Each of the entries below is to be written out exactly, and the images skipped.

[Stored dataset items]

-------------------------

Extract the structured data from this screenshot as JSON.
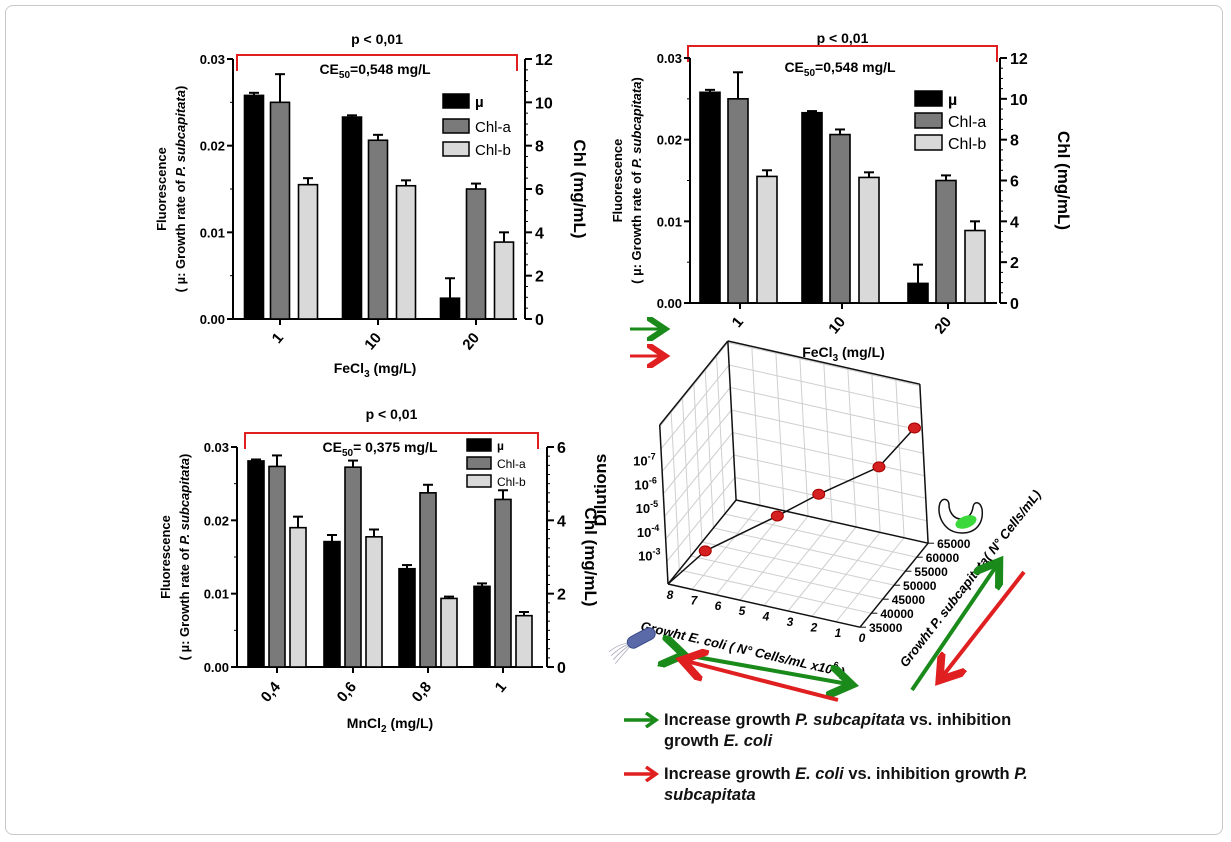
{
  "colors": {
    "mu": "#000000",
    "chl_a": "#7a7a7a",
    "chl_b": "#d9d9d9",
    "bracket": "#e02020",
    "green_arrow": "#1a8a1a",
    "red_arrow": "#e02020",
    "points": "#d42020"
  },
  "chart_data": [
    {
      "type": "bar",
      "panel": "top-left",
      "stat_text": "p < 0,01",
      "ce50_prefix": "CE",
      "ce50_sub": "50",
      "ce50_value": "=0,548 mg/L",
      "categories": [
        "1",
        "10",
        "20"
      ],
      "xlabel_main": "FeCl",
      "xlabel_sub": "3",
      "xlabel_unit": " (mg/L)",
      "ylabel_left_line1": "Fluorescence",
      "ylabel_left_line2_prefix": "( µ: Growth rate of ",
      "ylabel_left_line2_italic": "P. subcapitata",
      "ylabel_left_line2_suffix": ")",
      "ylabel_right": "Chl (mg/mL)",
      "ylim_left": [
        0,
        0.03
      ],
      "yticks_left": [
        "0.00",
        "0.01",
        "0.02",
        "0.03"
      ],
      "ylim_right": [
        0,
        12
      ],
      "yticks_right": [
        "0",
        "2",
        "4",
        "6",
        "8",
        "10",
        "12"
      ],
      "legend_position": "top-right",
      "series": [
        {
          "name": "µ",
          "axis": "left",
          "values": [
            0.0258,
            0.0233,
            0.0024
          ],
          "errors": [
            0.0003,
            0.0002,
            0.0023
          ]
        },
        {
          "name": "Chl-a",
          "axis": "right",
          "values": [
            10.0,
            8.25,
            6.0
          ],
          "errors": [
            1.3,
            0.25,
            0.25
          ]
        },
        {
          "name": "Chl-b",
          "axis": "right",
          "values": [
            6.2,
            6.15,
            3.55
          ],
          "errors": [
            0.3,
            0.25,
            0.45
          ]
        }
      ]
    },
    {
      "type": "bar",
      "panel": "top-right",
      "stat_text": "p < 0,01",
      "ce50_prefix": "CE",
      "ce50_sub": "50",
      "ce50_value": "=0,548 mg/L",
      "categories": [
        "1",
        "10",
        "20"
      ],
      "xlabel_main": "FeCl",
      "xlabel_sub": "3",
      "xlabel_unit": " (mg/L)",
      "ylabel_left_line1": "Fluorescence",
      "ylabel_left_line2_prefix": "( µ: Growth rate of ",
      "ylabel_left_line2_italic": "P. subcapitata",
      "ylabel_left_line2_suffix": ")",
      "ylabel_right": "Chl (mg/mL)",
      "ylim_left": [
        0,
        0.03
      ],
      "yticks_left": [
        "0.00",
        "0.01",
        "0.02",
        "0.03"
      ],
      "ylim_right": [
        0,
        12
      ],
      "yticks_right": [
        "0",
        "2",
        "4",
        "6",
        "8",
        "10",
        "12"
      ],
      "legend_position": "top-right",
      "series": [
        {
          "name": "µ",
          "axis": "left",
          "values": [
            0.0258,
            0.0233,
            0.0024
          ],
          "errors": [
            0.0003,
            0.0002,
            0.0023
          ]
        },
        {
          "name": "Chl-a",
          "axis": "right",
          "values": [
            10.0,
            8.25,
            6.0
          ],
          "errors": [
            1.3,
            0.25,
            0.25
          ]
        },
        {
          "name": "Chl-b",
          "axis": "right",
          "values": [
            6.2,
            6.15,
            3.55
          ],
          "errors": [
            0.3,
            0.25,
            0.45
          ]
        }
      ]
    },
    {
      "type": "bar",
      "panel": "bottom-left",
      "stat_text": "p < 0,01",
      "ce50_prefix": "CE",
      "ce50_sub": "50",
      "ce50_value": "= 0,375 mg/L",
      "categories": [
        "0,4",
        "0,6",
        "0,8",
        "1"
      ],
      "xlabel_main": "MnCl",
      "xlabel_sub": "2",
      "xlabel_unit": " (mg/L)",
      "ylabel_left_line1": "Fluorescence",
      "ylabel_left_line2_prefix": "( µ: Growth rate of ",
      "ylabel_left_line2_italic": "P. subcapitata",
      "ylabel_left_line2_suffix": ")",
      "ylabel_right": "Chl (mg/mL)",
      "ylim_left": [
        0,
        0.03
      ],
      "yticks_left": [
        "0.00",
        "0.01",
        "0.02",
        "0.03"
      ],
      "ylim_right": [
        0,
        6
      ],
      "yticks_right": [
        "0",
        "2",
        "4",
        "6"
      ],
      "legend_position": "top-right",
      "series": [
        {
          "name": "µ",
          "axis": "left",
          "values": [
            0.0281,
            0.0171,
            0.0134,
            0.011
          ],
          "errors": [
            0.0002,
            0.0009,
            0.0005,
            0.0004
          ]
        },
        {
          "name": "Chl-a",
          "axis": "right",
          "values": [
            5.47,
            5.45,
            4.75,
            4.57
          ],
          "errors": [
            0.3,
            0.18,
            0.22,
            0.25
          ]
        },
        {
          "name": "Chl-b",
          "axis": "right",
          "values": [
            3.8,
            3.55,
            1.87,
            1.4
          ],
          "errors": [
            0.3,
            0.2,
            0.05,
            0.1
          ]
        }
      ]
    },
    {
      "type": "scatter3d",
      "panel": "bottom-right",
      "zlabel": "Dilutions",
      "xlabel_prefix": "Growht ",
      "xlabel_italic": "E. coli",
      "xlabel_suffix": " ( N° Cells/mL x10",
      "xlabel_exp": "6",
      "xlabel_close": " )",
      "ylabel_prefix": "Growht ",
      "ylabel_italic": "P. subcapitata",
      "ylabel_suffix": "( N° Cells/mL)",
      "xticks": [
        "8",
        "7",
        "6",
        "5",
        "4",
        "3",
        "2",
        "1",
        "0"
      ],
      "yticks": [
        "35000",
        "40000",
        "45000",
        "50000",
        "55000",
        "60000",
        "65000"
      ],
      "zticks": [
        {
          "base": "10",
          "exp": "-3"
        },
        {
          "base": "10",
          "exp": "-4"
        },
        {
          "base": "10",
          "exp": "-5"
        },
        {
          "base": "10",
          "exp": "-6"
        },
        {
          "base": "10",
          "exp": "-7"
        }
      ],
      "points": [
        {
          "ecoli": 7.1,
          "psubcapitata": 42300,
          "dilution_exp": 3
        },
        {
          "ecoli": 4.8,
          "psubcapitata": 50300,
          "dilution_exp": 4
        },
        {
          "ecoli": 3.2,
          "psubcapitata": 52200,
          "dilution_exp": 5
        },
        {
          "ecoli": 1.1,
          "psubcapitata": 57100,
          "dilution_exp": 6
        },
        {
          "ecoli": 0.2,
          "psubcapitata": 63800,
          "dilution_exp": 7
        }
      ]
    }
  ],
  "icons": [
    "e-coli-bacterium-icon",
    "microalga-icon",
    "green-arrow-icon",
    "red-arrow-icon"
  ],
  "legend": {
    "green": {
      "t1": "Increase growth ",
      "i1": "P. subcapitata",
      "t2": " vs. inhibition growth ",
      "i2": "E. coli"
    },
    "red": {
      "t1": "Increase growth ",
      "i1": "E. coli",
      "t2": " vs. inhibition growth ",
      "i2": "P. subcapitata"
    }
  }
}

-------------------------

*SOLUTION TO THE EXERCISE*
Extract the structured data from this screenshot as JSON.
{
  "colors": {
    "mu": "#000000",
    "chl_a": "#7a7a7a",
    "chl_b": "#d9d9d9",
    "bracket": "#e02020",
    "green_arrow": "#1a8a1a",
    "red_arrow": "#e02020",
    "points": "#d42020"
  },
  "chart_data": [
    {
      "type": "bar",
      "panel": "top-left",
      "stat_text": "p < 0,01",
      "ce50_prefix": "CE",
      "ce50_sub": "50",
      "ce50_value": "=0,548 mg/L",
      "categories": [
        "1",
        "10",
        "20"
      ],
      "xlabel_main": "FeCl",
      "xlabel_sub": "3",
      "xlabel_unit": " (mg/L)",
      "ylabel_left_line1": "Fluorescence",
      "ylabel_left_line2_prefix": "( µ: Growth rate of ",
      "ylabel_left_line2_italic": "P. subcapitata",
      "ylabel_left_line2_suffix": ")",
      "ylabel_right": "Chl (mg/mL)",
      "ylim_left": [
        0,
        0.03
      ],
      "yticks_left": [
        "0.00",
        "0.01",
        "0.02",
        "0.03"
      ],
      "ylim_right": [
        0,
        12
      ],
      "yticks_right": [
        "0",
        "2",
        "4",
        "6",
        "8",
        "10",
        "12"
      ],
      "legend_position": "top-right",
      "series": [
        {
          "name": "µ",
          "axis": "left",
          "values": [
            0.0258,
            0.0233,
            0.0024
          ],
          "errors": [
            0.0003,
            0.0002,
            0.0023
          ]
        },
        {
          "name": "Chl-a",
          "axis": "right",
          "values": [
            10.0,
            8.25,
            6.0
          ],
          "errors": [
            1.3,
            0.25,
            0.25
          ]
        },
        {
          "name": "Chl-b",
          "axis": "right",
          "values": [
            6.2,
            6.15,
            3.55
          ],
          "errors": [
            0.3,
            0.25,
            0.45
          ]
        }
      ]
    },
    {
      "type": "bar",
      "panel": "top-right",
      "stat_text": "p < 0,01",
      "ce50_prefix": "CE",
      "ce50_sub": "50",
      "ce50_value": "=0,548 mg/L",
      "categories": [
        "1",
        "10",
        "20"
      ],
      "xlabel_main": "FeCl",
      "xlabel_sub": "3",
      "xlabel_unit": " (mg/L)",
      "ylabel_left_line1": "Fluorescence",
      "ylabel_left_line2_prefix": "( µ: Growth rate of ",
      "ylabel_left_line2_italic": "P. subcapitata",
      "ylabel_left_line2_suffix": ")",
      "ylabel_right": "Chl (mg/mL)",
      "ylim_left": [
        0,
        0.03
      ],
      "yticks_left": [
        "0.00",
        "0.01",
        "0.02",
        "0.03"
      ],
      "ylim_right": [
        0,
        12
      ],
      "yticks_right": [
        "0",
        "2",
        "4",
        "6",
        "8",
        "10",
        "12"
      ],
      "legend_position": "top-right",
      "series": [
        {
          "name": "µ",
          "axis": "left",
          "values": [
            0.0258,
            0.0233,
            0.0024
          ],
          "errors": [
            0.0003,
            0.0002,
            0.0023
          ]
        },
        {
          "name": "Chl-a",
          "axis": "right",
          "values": [
            10.0,
            8.25,
            6.0
          ],
          "errors": [
            1.3,
            0.25,
            0.25
          ]
        },
        {
          "name": "Chl-b",
          "axis": "right",
          "values": [
            6.2,
            6.15,
            3.55
          ],
          "errors": [
            0.3,
            0.25,
            0.45
          ]
        }
      ]
    },
    {
      "type": "bar",
      "panel": "bottom-left",
      "stat_text": "p < 0,01",
      "ce50_prefix": "CE",
      "ce50_sub": "50",
      "ce50_value": "= 0,375 mg/L",
      "categories": [
        "0,4",
        "0,6",
        "0,8",
        "1"
      ],
      "xlabel_main": "MnCl",
      "xlabel_sub": "2",
      "xlabel_unit": " (mg/L)",
      "ylabel_left_line1": "Fluorescence",
      "ylabel_left_line2_prefix": "( µ: Growth rate of ",
      "ylabel_left_line2_italic": "P. subcapitata",
      "ylabel_left_line2_suffix": ")",
      "ylabel_right": "Chl (mg/mL)",
      "ylim_left": [
        0,
        0.03
      ],
      "yticks_left": [
        "0.00",
        "0.01",
        "0.02",
        "0.03"
      ],
      "ylim_right": [
        0,
        6
      ],
      "yticks_right": [
        "0",
        "2",
        "4",
        "6"
      ],
      "legend_position": "top-right",
      "series": [
        {
          "name": "µ",
          "axis": "left",
          "values": [
            0.0281,
            0.0171,
            0.0134,
            0.011
          ],
          "errors": [
            0.0002,
            0.0009,
            0.0005,
            0.0004
          ]
        },
        {
          "name": "Chl-a",
          "axis": "right",
          "values": [
            5.47,
            5.45,
            4.75,
            4.57
          ],
          "errors": [
            0.3,
            0.18,
            0.22,
            0.25
          ]
        },
        {
          "name": "Chl-b",
          "axis": "right",
          "values": [
            3.8,
            3.55,
            1.87,
            1.4
          ],
          "errors": [
            0.3,
            0.2,
            0.05,
            0.1
          ]
        }
      ]
    },
    {
      "type": "scatter3d",
      "panel": "bottom-right",
      "zlabel": "Dilutions",
      "xlabel_prefix": "Growht ",
      "xlabel_italic": "E. coli",
      "xlabel_suffix": " ( N° Cells/mL x10",
      "xlabel_exp": "6",
      "xlabel_close": " )",
      "ylabel_prefix": "Growht ",
      "ylabel_italic": "P. subcapitata",
      "ylabel_suffix": "( N° Cells/mL)",
      "xticks": [
        "8",
        "7",
        "6",
        "5",
        "4",
        "3",
        "2",
        "1",
        "0"
      ],
      "yticks": [
        "35000",
        "40000",
        "45000",
        "50000",
        "55000",
        "60000",
        "65000"
      ],
      "zticks": [
        {
          "base": "10",
          "exp": "-3"
        },
        {
          "base": "10",
          "exp": "-4"
        },
        {
          "base": "10",
          "exp": "-5"
        },
        {
          "base": "10",
          "exp": "-6"
        },
        {
          "base": "10",
          "exp": "-7"
        }
      ],
      "points": [
        {
          "ecoli": 7.1,
          "psubcapitata": 42300,
          "dilution_exp": 3
        },
        {
          "ecoli": 4.8,
          "psubcapitata": 50300,
          "dilution_exp": 4
        },
        {
          "ecoli": 3.2,
          "psubcapitata": 52200,
          "dilution_exp": 5
        },
        {
          "ecoli": 1.1,
          "psubcapitata": 57100,
          "dilution_exp": 6
        },
        {
          "ecoli": 0.2,
          "psubcapitata": 63800,
          "dilution_exp": 7
        }
      ]
    }
  ],
  "icons": [
    "e-coli-bacterium-icon",
    "microalga-icon",
    "green-arrow-icon",
    "red-arrow-icon"
  ],
  "legend": {
    "green": {
      "t1": "Increase growth ",
      "i1": "P. subcapitata",
      "t2": " vs. inhibition growth ",
      "i2": "E. coli"
    },
    "red": {
      "t1": "Increase growth ",
      "i1": "E. coli",
      "t2": " vs. inhibition growth ",
      "i2": "P. subcapitata"
    }
  }
}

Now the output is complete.